▶ EXERCISE BRIEF: Extract the text of each entry below exactly, leaving every image behind.

====== ITEMS ======

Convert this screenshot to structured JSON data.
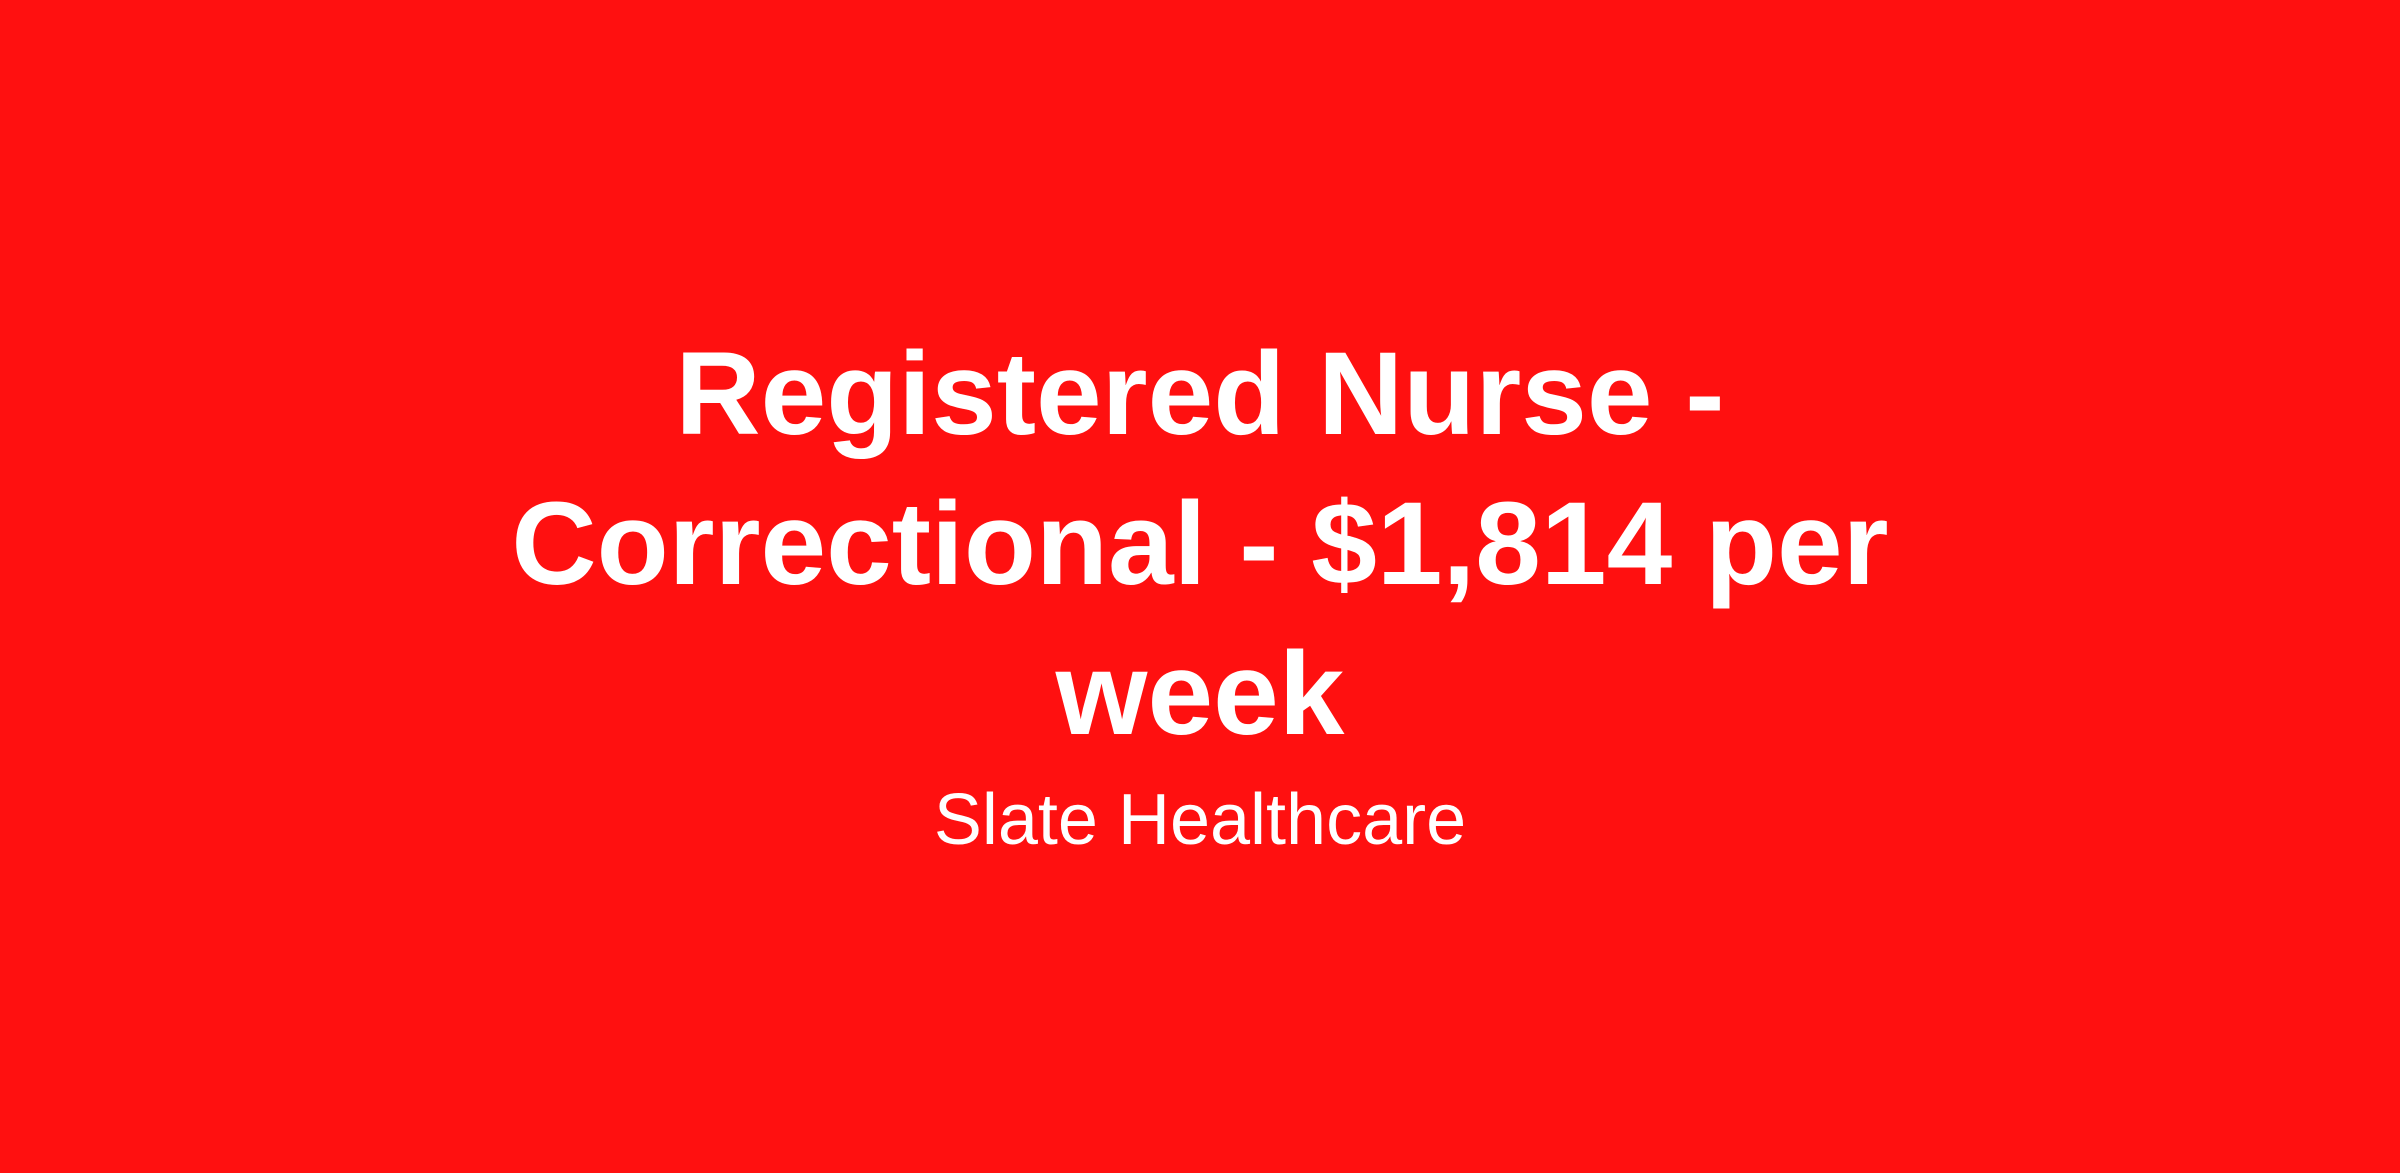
{
  "job": {
    "title": "Registered Nurse - Correctional - $1,814 per week",
    "company": "Slate Healthcare"
  },
  "colors": {
    "background": "#FF1010",
    "text": "#FFFFFF"
  }
}
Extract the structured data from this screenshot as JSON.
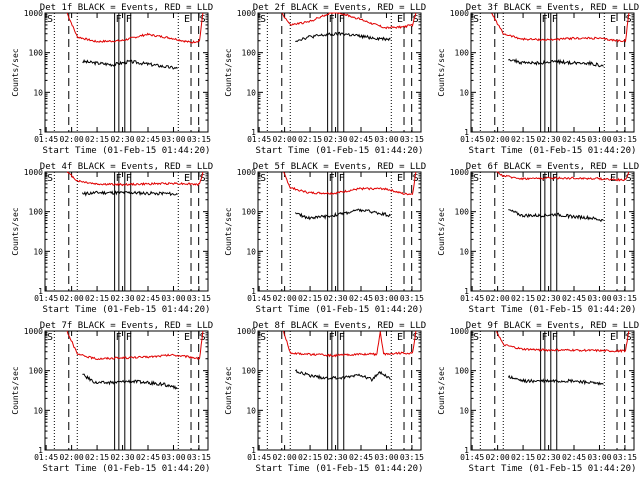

======

▶ THE REPLY:
Convert this screenshot to structured JSON data.
{
  "job": {
    "title": "Registered Nurse - Correctional - $1,814 per week",
    "company": "Slate Healthcare"
  },
  "colors": {
    "background": "#FF1010",
    "text": "#FFFFFF"
  }
}
Extract the structured data from this screenshot as JSON.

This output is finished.